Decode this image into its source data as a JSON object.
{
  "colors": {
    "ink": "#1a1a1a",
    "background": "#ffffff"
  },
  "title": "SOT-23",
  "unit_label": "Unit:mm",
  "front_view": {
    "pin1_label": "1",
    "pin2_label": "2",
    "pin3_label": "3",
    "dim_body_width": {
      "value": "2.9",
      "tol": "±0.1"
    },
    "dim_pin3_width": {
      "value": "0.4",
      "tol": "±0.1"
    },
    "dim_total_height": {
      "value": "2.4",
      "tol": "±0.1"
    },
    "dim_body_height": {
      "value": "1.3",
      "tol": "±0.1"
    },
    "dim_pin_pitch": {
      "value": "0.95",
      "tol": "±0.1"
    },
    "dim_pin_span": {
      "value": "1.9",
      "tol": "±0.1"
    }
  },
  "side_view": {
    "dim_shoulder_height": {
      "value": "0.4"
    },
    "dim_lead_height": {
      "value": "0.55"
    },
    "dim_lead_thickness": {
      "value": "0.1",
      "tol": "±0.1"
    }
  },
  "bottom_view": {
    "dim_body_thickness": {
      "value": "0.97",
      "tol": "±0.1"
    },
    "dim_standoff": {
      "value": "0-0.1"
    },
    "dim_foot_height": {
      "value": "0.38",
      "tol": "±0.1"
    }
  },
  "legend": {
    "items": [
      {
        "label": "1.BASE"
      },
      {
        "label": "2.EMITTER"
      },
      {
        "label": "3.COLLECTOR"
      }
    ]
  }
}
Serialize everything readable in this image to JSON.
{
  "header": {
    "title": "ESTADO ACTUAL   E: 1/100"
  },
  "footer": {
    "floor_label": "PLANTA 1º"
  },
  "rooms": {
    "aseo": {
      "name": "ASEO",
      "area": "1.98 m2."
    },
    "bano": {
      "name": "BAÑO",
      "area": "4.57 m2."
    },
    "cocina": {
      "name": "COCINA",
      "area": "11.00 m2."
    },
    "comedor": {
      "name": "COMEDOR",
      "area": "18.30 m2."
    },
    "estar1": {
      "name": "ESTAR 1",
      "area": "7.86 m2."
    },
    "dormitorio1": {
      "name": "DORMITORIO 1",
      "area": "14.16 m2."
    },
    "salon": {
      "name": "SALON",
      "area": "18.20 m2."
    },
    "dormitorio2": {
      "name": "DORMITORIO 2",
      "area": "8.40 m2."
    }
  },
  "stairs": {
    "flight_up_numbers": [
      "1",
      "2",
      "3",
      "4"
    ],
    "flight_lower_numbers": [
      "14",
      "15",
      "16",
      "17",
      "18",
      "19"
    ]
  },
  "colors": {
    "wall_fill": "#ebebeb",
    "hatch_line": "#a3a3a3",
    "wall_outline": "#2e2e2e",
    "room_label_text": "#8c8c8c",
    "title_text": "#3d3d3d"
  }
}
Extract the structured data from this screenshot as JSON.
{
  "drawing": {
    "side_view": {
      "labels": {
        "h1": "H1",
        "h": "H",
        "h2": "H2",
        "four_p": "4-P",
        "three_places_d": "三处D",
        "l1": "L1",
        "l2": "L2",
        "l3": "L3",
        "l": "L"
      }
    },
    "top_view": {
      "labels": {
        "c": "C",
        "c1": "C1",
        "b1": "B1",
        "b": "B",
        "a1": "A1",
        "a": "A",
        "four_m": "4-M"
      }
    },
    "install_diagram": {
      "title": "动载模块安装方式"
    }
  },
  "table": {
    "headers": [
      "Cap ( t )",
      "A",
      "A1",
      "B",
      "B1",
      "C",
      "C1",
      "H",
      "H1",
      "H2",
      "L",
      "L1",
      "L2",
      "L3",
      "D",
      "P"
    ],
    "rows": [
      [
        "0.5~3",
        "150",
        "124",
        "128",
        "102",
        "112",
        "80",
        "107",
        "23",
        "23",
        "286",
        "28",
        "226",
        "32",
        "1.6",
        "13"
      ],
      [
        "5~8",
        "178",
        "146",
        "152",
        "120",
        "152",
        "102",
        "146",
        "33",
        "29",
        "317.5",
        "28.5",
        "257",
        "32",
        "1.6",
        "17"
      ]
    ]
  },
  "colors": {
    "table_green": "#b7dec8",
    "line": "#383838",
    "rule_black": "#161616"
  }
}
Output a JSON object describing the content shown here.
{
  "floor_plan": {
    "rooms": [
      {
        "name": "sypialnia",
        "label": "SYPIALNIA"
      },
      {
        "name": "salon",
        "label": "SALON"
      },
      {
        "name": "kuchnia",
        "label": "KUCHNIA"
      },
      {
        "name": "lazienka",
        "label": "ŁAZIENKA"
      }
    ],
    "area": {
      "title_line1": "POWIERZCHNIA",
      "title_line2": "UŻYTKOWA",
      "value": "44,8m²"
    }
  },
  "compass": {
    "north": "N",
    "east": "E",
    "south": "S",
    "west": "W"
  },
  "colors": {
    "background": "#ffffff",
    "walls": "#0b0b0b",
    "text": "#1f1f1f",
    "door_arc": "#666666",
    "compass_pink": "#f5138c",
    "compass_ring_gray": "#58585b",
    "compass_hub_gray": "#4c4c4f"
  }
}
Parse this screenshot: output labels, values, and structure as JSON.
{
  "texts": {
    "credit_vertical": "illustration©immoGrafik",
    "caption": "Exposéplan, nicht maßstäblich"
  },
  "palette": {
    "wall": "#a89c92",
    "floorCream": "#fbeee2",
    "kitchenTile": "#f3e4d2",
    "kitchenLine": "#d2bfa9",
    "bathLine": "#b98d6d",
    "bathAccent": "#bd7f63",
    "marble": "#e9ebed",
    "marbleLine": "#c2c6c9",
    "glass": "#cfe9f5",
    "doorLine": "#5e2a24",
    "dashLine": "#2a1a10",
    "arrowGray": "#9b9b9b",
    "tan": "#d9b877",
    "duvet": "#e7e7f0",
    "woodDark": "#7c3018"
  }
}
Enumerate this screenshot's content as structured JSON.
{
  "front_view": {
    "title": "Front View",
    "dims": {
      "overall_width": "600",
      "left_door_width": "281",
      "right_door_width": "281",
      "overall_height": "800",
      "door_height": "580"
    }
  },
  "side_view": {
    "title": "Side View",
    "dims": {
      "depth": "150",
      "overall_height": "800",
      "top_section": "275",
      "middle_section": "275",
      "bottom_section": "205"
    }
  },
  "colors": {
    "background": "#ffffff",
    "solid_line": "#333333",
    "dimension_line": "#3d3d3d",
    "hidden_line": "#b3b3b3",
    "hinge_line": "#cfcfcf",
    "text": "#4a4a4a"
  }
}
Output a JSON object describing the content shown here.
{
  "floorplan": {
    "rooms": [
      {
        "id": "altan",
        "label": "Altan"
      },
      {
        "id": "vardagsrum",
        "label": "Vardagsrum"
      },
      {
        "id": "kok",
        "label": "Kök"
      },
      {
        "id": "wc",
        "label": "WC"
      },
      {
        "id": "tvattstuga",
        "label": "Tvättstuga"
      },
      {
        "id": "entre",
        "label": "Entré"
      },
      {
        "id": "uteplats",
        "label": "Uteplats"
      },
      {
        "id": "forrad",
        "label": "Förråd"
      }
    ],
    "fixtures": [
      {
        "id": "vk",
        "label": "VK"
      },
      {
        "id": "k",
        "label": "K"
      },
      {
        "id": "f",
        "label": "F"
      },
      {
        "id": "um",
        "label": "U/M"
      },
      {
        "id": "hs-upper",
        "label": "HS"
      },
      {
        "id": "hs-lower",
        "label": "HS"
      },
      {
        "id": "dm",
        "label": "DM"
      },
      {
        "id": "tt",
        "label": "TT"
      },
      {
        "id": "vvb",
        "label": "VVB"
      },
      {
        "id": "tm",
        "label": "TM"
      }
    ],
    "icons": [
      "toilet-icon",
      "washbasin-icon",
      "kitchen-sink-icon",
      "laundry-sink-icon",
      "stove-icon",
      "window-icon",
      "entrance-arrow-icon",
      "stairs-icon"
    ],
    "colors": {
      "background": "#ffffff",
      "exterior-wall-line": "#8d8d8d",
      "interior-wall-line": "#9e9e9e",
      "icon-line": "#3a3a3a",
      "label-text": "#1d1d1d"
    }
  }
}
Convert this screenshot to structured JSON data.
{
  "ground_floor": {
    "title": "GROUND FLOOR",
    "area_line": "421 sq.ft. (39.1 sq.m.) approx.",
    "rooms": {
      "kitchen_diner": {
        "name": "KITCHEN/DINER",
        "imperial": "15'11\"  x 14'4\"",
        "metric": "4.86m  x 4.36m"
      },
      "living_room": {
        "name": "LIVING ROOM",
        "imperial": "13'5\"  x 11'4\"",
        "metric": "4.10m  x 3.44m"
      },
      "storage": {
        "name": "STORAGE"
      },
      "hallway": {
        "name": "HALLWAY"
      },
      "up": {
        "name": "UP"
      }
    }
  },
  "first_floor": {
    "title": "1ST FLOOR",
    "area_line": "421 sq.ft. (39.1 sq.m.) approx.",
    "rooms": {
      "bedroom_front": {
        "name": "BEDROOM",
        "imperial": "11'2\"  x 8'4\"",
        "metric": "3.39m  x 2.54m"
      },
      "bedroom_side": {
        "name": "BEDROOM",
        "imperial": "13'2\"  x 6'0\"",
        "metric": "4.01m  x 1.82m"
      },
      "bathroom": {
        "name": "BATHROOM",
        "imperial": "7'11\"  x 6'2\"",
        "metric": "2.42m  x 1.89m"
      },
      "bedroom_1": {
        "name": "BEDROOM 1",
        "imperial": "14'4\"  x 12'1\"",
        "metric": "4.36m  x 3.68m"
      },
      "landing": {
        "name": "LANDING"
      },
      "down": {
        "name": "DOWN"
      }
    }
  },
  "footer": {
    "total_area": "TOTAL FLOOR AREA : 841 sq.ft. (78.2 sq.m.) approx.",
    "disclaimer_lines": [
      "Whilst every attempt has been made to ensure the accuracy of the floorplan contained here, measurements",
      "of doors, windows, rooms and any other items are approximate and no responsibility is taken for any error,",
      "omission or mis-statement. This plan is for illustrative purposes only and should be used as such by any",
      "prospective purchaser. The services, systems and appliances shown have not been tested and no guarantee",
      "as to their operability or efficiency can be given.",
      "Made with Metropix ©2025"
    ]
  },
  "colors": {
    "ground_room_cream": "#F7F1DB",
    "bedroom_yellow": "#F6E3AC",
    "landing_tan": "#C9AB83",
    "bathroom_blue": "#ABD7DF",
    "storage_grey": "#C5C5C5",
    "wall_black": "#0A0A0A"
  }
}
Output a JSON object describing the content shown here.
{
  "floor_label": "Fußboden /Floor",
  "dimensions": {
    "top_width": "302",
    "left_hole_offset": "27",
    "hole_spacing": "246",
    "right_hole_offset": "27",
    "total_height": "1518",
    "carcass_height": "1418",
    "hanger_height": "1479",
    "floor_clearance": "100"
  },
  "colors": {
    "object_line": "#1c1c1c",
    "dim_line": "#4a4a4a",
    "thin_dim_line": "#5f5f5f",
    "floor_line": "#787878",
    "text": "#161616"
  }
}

────────────────

TASK INSTRUCTIONS:
Every line of the records that includes the word "data" should be gathered.

ANSWER TO THIS EXERCISE:
Decode this image into its source data as a JSON object.
Extract the structured data from this screenshot as JSON.
Convert this screenshot to structured JSON data.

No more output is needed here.